● **WHAT TO WORK ON**: From the entries below, gather every line containing the string "TradingView".

(Records from a data source)
================

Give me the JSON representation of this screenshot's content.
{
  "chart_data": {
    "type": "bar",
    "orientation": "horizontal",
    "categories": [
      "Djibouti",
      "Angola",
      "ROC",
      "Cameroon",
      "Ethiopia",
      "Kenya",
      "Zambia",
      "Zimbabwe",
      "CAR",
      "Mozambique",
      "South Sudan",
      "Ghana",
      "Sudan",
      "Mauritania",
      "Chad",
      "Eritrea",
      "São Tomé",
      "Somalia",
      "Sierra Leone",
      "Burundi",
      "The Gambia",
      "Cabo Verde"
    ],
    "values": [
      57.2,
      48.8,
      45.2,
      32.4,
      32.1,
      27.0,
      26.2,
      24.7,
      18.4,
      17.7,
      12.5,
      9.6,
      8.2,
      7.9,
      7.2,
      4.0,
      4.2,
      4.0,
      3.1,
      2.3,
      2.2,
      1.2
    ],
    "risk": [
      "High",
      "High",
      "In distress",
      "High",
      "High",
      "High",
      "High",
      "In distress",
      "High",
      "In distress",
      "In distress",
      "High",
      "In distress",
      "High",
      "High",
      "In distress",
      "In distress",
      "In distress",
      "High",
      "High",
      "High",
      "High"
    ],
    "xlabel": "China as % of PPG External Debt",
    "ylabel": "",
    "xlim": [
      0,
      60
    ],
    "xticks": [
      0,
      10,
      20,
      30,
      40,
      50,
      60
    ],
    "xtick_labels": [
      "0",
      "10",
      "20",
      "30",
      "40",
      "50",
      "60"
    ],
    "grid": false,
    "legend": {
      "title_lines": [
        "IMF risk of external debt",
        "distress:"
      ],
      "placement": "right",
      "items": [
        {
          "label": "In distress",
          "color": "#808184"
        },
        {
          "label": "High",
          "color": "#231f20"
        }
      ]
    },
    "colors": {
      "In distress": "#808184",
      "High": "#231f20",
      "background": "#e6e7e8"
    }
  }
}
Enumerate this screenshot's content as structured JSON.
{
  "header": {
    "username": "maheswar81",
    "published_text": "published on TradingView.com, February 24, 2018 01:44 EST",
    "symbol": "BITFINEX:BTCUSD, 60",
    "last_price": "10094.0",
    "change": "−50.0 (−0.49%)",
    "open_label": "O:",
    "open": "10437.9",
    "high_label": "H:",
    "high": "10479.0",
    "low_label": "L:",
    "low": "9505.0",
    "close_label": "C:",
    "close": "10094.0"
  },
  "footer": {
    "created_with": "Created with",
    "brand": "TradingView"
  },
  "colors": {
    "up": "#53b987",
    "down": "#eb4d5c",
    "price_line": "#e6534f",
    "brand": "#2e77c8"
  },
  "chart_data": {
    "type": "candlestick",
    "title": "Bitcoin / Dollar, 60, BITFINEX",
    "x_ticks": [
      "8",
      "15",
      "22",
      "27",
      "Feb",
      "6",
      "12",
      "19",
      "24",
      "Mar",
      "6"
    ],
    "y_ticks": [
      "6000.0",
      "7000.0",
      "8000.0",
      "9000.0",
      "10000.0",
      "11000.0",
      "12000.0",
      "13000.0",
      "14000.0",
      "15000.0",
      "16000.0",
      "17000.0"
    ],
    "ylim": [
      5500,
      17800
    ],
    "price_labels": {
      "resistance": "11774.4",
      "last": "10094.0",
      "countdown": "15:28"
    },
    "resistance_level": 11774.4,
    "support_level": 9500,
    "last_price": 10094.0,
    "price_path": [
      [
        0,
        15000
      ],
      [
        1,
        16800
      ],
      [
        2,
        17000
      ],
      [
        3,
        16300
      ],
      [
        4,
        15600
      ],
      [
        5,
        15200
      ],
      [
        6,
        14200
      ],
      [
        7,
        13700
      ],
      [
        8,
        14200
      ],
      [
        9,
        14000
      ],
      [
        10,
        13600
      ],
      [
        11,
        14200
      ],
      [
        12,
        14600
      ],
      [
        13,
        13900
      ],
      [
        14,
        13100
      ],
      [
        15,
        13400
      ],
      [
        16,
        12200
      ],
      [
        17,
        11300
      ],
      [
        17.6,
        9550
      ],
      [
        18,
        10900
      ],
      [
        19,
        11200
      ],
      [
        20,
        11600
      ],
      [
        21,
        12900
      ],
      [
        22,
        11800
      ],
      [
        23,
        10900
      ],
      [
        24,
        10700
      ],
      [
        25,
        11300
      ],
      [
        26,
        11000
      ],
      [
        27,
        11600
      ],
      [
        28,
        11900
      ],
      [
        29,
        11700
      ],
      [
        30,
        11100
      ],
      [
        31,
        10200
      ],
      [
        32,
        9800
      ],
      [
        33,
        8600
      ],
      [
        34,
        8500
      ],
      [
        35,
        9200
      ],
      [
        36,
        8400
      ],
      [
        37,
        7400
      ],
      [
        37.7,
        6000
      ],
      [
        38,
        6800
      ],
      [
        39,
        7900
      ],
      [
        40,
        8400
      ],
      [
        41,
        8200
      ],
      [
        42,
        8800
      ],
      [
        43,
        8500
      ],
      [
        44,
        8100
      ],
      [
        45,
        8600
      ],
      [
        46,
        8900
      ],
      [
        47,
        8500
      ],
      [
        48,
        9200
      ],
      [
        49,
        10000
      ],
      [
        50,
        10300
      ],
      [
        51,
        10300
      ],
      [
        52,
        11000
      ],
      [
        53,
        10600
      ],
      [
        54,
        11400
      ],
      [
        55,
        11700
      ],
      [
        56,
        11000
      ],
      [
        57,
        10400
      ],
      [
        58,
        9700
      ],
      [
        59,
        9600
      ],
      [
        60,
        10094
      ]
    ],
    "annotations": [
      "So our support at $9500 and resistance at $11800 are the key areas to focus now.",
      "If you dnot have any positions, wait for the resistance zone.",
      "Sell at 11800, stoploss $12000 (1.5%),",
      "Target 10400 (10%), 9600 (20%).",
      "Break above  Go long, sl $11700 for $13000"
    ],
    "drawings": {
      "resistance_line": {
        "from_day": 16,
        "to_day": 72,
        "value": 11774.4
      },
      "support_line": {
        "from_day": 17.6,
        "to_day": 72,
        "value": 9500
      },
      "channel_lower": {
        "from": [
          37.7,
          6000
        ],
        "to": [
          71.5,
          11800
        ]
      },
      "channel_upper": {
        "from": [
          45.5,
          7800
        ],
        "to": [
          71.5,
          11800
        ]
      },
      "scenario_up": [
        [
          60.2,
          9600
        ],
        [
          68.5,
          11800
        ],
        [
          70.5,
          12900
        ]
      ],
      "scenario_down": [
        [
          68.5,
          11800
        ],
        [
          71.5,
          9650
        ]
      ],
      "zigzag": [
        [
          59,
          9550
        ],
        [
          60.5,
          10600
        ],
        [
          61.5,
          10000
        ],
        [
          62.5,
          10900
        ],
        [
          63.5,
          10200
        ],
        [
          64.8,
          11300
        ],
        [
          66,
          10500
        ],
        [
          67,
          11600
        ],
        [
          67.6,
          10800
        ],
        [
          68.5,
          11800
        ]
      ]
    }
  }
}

================

● **SOLUTION FOR THIS EXERCISE**:
    "published_text": "published on TradingView.com, February 24, 2018 01:44 EST",
    "brand": "TradingView"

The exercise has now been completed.